> **Dataset excerpts**:

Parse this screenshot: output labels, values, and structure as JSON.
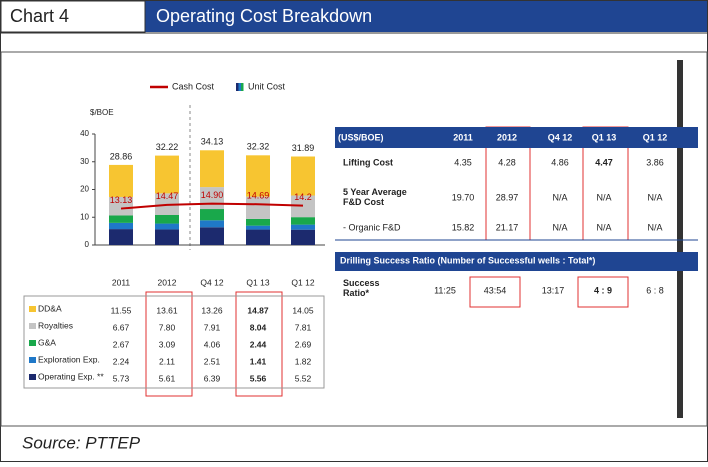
{
  "header": {
    "number": "Chart 4",
    "title": "Operating Cost Breakdown"
  },
  "chart_data": {
    "type": "bar",
    "stacked": true,
    "y_label": "$/BOE",
    "categories": [
      "2011",
      "2012",
      "Q4 12",
      "Q1 13",
      "Q1 12"
    ],
    "ylim": [
      0,
      40
    ],
    "yticks": [
      0,
      10,
      20,
      30,
      40
    ],
    "stack_legend": "Unit Cost",
    "series": [
      {
        "name": "Operating Exp. **",
        "color": "#1c2a6e",
        "values": [
          5.73,
          5.61,
          6.39,
          5.56,
          5.52
        ],
        "value_labels": [
          "5.73",
          "5.61",
          "6.39",
          "5.56",
          "5.52"
        ]
      },
      {
        "name": "Exploration Exp.",
        "color": "#1f78c8",
        "values": [
          2.24,
          2.11,
          2.51,
          1.41,
          1.82
        ],
        "value_labels": [
          "2.24",
          "2.11",
          "2.51",
          "1.41",
          "1.82"
        ]
      },
      {
        "name": "G&A",
        "color": "#19a84b",
        "values": [
          2.67,
          3.09,
          4.06,
          2.44,
          2.69
        ],
        "value_labels": [
          "2.67",
          "3.09",
          "4.06",
          "2.44",
          "2.69"
        ]
      },
      {
        "name": "Royalties",
        "color": "#c4c4c4",
        "values": [
          6.67,
          7.8,
          7.91,
          8.04,
          7.81
        ],
        "value_labels": [
          "6.67",
          "7.80",
          "7.91",
          "8.04",
          "7.81"
        ]
      },
      {
        "name": "DD&A",
        "color": "#f7c531",
        "values": [
          11.55,
          13.61,
          13.26,
          14.87,
          14.05
        ],
        "value_labels": [
          "11.55",
          "13.61",
          "13.26",
          "14.87",
          "14.05"
        ]
      },
      {
        "name": "Cash Cost",
        "type": "line",
        "color": "#c00000",
        "values": [
          13.13,
          14.47,
          14.9,
          14.69,
          14.2
        ],
        "value_labels": [
          "13.13",
          "14.47",
          "14.90",
          "14.69",
          "14.2"
        ]
      }
    ],
    "total_labels": [
      "28.86",
      "32.22",
      "34.13",
      "32.32",
      "31.89"
    ]
  },
  "table": {
    "header": [
      "(US$/BOE)",
      "2011",
      "2012",
      "Q4 12",
      "Q1 13",
      "Q1 12"
    ],
    "rows": [
      [
        "Lifting Cost",
        "4.35",
        "4.28",
        "4.86",
        "4.47",
        "3.86"
      ],
      [
        "5 Year Average F&D Cost",
        "19.70",
        "28.97",
        "N/A",
        "N/A",
        "N/A"
      ],
      [
        "- Organic F&D",
        "15.82",
        "21.17",
        "N/A",
        "N/A",
        "N/A"
      ]
    ],
    "section": "Drilling Success Ratio (Number of Successful wells : Total*)",
    "section_rows": [
      [
        "Success Ratio*",
        "11:25",
        "43:54",
        "13:17",
        "4 : 9",
        "6 : 8"
      ]
    ]
  },
  "source": "Source: PTTEP"
}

> **The task**:
Working from the material above, state how many lines contain "Operating"; give only the number.

> **Correct output**:
2